Exercise
Print every record below exactly as written.

────────────────────────────────────────

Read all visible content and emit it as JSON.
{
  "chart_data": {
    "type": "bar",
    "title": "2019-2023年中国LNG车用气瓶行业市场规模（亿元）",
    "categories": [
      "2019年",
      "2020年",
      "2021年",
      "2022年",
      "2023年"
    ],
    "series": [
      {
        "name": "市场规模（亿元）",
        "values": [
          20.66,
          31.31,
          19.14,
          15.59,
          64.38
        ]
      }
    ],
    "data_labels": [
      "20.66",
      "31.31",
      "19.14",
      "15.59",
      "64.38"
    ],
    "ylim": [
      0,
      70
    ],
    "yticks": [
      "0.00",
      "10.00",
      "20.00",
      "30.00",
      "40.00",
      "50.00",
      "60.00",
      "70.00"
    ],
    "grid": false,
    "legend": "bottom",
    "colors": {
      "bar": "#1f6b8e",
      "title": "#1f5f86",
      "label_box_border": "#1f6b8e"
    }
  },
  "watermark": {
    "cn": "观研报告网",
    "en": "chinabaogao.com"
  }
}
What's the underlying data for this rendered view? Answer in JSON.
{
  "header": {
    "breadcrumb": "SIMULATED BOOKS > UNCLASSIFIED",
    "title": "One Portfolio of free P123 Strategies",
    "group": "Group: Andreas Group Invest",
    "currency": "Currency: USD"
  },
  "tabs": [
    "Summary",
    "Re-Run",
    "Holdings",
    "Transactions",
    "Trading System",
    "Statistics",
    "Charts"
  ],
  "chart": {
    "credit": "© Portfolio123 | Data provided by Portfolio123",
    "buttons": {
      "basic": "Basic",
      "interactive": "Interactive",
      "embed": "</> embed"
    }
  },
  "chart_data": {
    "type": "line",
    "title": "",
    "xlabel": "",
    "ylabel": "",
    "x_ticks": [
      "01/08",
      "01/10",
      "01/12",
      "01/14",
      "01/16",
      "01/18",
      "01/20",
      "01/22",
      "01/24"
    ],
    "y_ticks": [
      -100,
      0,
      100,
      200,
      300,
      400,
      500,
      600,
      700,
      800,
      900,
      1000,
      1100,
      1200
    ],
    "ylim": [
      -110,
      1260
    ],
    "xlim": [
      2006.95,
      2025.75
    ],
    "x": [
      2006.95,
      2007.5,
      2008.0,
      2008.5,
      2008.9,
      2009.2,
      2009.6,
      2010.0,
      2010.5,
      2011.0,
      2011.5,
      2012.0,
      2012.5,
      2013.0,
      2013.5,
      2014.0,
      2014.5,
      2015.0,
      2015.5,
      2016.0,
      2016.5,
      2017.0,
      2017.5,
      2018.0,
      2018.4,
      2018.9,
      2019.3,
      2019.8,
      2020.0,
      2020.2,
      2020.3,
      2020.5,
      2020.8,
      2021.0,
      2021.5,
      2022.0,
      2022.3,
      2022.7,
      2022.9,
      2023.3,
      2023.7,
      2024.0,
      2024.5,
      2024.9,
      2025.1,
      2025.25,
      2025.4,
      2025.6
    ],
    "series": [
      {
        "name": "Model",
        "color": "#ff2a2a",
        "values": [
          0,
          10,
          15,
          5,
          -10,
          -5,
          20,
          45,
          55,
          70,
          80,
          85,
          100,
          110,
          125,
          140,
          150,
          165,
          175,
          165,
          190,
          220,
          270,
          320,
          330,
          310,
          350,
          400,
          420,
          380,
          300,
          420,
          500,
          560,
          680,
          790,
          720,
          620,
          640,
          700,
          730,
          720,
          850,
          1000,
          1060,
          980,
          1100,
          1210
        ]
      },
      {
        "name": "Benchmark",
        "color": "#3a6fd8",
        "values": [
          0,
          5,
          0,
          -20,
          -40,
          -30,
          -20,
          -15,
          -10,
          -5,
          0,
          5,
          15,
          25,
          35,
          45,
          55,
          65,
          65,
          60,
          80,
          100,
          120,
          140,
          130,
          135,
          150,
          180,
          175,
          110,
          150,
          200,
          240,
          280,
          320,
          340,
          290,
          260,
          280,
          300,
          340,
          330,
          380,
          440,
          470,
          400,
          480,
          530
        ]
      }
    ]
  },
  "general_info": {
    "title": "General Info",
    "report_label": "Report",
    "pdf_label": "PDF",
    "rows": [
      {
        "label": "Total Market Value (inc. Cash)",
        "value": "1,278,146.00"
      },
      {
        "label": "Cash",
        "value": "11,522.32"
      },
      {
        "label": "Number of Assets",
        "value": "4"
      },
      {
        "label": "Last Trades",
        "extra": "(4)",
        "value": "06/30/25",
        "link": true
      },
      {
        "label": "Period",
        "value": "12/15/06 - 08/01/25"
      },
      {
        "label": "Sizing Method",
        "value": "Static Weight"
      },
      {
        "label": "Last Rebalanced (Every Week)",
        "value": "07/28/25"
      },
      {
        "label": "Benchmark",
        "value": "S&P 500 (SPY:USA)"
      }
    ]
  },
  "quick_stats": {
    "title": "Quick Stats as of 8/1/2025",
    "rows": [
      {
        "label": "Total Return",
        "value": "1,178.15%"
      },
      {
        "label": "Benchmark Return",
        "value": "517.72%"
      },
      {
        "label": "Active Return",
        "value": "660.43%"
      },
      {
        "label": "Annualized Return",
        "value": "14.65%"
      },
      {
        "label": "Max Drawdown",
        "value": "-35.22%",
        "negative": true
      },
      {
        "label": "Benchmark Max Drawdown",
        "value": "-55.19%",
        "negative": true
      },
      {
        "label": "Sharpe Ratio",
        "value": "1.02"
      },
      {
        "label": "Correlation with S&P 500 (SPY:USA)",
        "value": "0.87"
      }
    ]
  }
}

────────────────────────────────────────

Response to the task
Read all visible content and emit it as JSON.
{
  "chart_data": {
    "type": "bar",
    "title": "2019-2023年中国LNG车用气瓶行业市场规模（亿元）",
    "categories": [
      "2019年",
      "2020年",
      "2021年",
      "2022年",
      "2023年"
    ],
    "series": [
      {
        "name": "市场规模（亿元）",
        "values": [
          20.66,
          31.31,
          19.14,
          15.59,
          64.38
        ]
      }
    ],
    "data_labels": [
      "20.66",
      "31.31",
      "19.14",
      "15.59",
      "64.38"
    ],
    "ylim": [
      0,
      70
    ],
    "yticks": [
      "0.00",
      "10.00",
      "20.00",
      "30.00",
      "40.00",
      "50.00",
      "60.00",
      "70.00"
    ],
    "grid": false,
    "legend": "bottom",
    "colors": {
      "bar": "#1f6b8e",
      "title": "#1f5f86",
      "label_box_border": "#1f6b8e"
    }
  },
  "watermark": {
    "cn": "观研报告网",
    "en": "chinabaogao.com"
  }
}
What's the underlying data for this rendered view? Answer in JSON.
{
  "header": {
    "breadcrumb": "SIMULATED BOOKS > UNCLASSIFIED",
    "title": "One Portfolio of free P123 Strategies",
    "group": "Group: Andreas Group Invest",
    "currency": "Currency: USD"
  },
  "tabs": [
    "Summary",
    "Re-Run",
    "Holdings",
    "Transactions",
    "Trading System",
    "Statistics",
    "Charts"
  ],
  "chart": {
    "credit": "© Portfolio123 | Data provided by Portfolio123",
    "buttons": {
      "basic": "Basic",
      "interactive": "Interactive",
      "embed": "</> embed"
    }
  },
  "chart_data": {
    "type": "line",
    "title": "",
    "xlabel": "",
    "ylabel": "",
    "x_ticks": [
      "01/08",
      "01/10",
      "01/12",
      "01/14",
      "01/16",
      "01/18",
      "01/20",
      "01/22",
      "01/24"
    ],
    "y_ticks": [
      -100,
      0,
      100,
      200,
      300,
      400,
      500,
      600,
      700,
      800,
      900,
      1000,
      1100,
      1200
    ],
    "ylim": [
      -110,
      1260
    ],
    "xlim": [
      2006.95,
      2025.75
    ],
    "x": [
      2006.95,
      2007.5,
      2008.0,
      2008.5,
      2008.9,
      2009.2,
      2009.6,
      2010.0,
      2010.5,
      2011.0,
      2011.5,
      2012.0,
      2012.5,
      2013.0,
      2013.5,
      2014.0,
      2014.5,
      2015.0,
      2015.5,
      2016.0,
      2016.5,
      2017.0,
      2017.5,
      2018.0,
      2018.4,
      2018.9,
      2019.3,
      2019.8,
      2020.0,
      2020.2,
      2020.3,
      2020.5,
      2020.8,
      2021.0,
      2021.5,
      2022.0,
      2022.3,
      2022.7,
      2022.9,
      2023.3,
      2023.7,
      2024.0,
      2024.5,
      2024.9,
      2025.1,
      2025.25,
      2025.4,
      2025.6
    ],
    "series": [
      {
        "name": "Model",
        "color": "#ff2a2a",
        "values": [
          0,
          10,
          15,
          5,
          -10,
          -5,
          20,
          45,
          55,
          70,
          80,
          85,
          100,
          110,
          125,
          140,
          150,
          165,
          175,
          165,
          190,
          220,
          270,
          320,
          330,
          310,
          350,
          400,
          420,
          380,
          300,
          420,
          500,
          560,
          680,
          790,
          720,
          620,
          640,
          700,
          730,
          720,
          850,
          1000,
          1060,
          980,
          1100,
          1210
        ]
      },
      {
        "name": "Benchmark",
        "color": "#3a6fd8",
        "values": [
          0,
          5,
          0,
          -20,
          -40,
          -30,
          -20,
          -15,
          -10,
          -5,
          0,
          5,
          15,
          25,
          35,
          45,
          55,
          65,
          65,
          60,
          80,
          100,
          120,
          140,
          130,
          135,
          150,
          180,
          175,
          110,
          150,
          200,
          240,
          280,
          320,
          340,
          290,
          260,
          280,
          300,
          340,
          330,
          380,
          440,
          470,
          400,
          480,
          530
        ]
      }
    ]
  },
  "general_info": {
    "title": "General Info",
    "report_label": "Report",
    "pdf_label": "PDF",
    "rows": [
      {
        "label": "Total Market Value (inc. Cash)",
        "value": "1,278,146.00"
      },
      {
        "label": "Cash",
        "value": "11,522.32"
      },
      {
        "label": "Number of Assets",
        "value": "4"
      },
      {
        "label": "Last Trades",
        "extra": "(4)",
        "value": "06/30/25",
        "link": true
      },
      {
        "label": "Period",
        "value": "12/15/06 - 08/01/25"
      },
      {
        "label": "Sizing Method",
        "value": "Static Weight"
      },
      {
        "label": "Last Rebalanced (Every Week)",
        "value": "07/28/25"
      },
      {
        "label": "Benchmark",
        "value": "S&P 500 (SPY:USA)"
      }
    ]
  },
  "quick_stats": {
    "title": "Quick Stats as of 8/1/2025",
    "rows": [
      {
        "label": "Total Return",
        "value": "1,178.15%"
      },
      {
        "label": "Benchmark Return",
        "value": "517.72%"
      },
      {
        "label": "Active Return",
        "value": "660.43%"
      },
      {
        "label": "Annualized Return",
        "value": "14.65%"
      },
      {
        "label": "Max Drawdown",
        "value": "-35.22%",
        "negative": true
      },
      {
        "label": "Benchmark Max Drawdown",
        "value": "-55.19%",
        "negative": true
      },
      {
        "label": "Sharpe Ratio",
        "value": "1.02"
      },
      {
        "label": "Correlation with S&P 500 (SPY:USA)",
        "value": "0.87"
      }
    ]
  }
}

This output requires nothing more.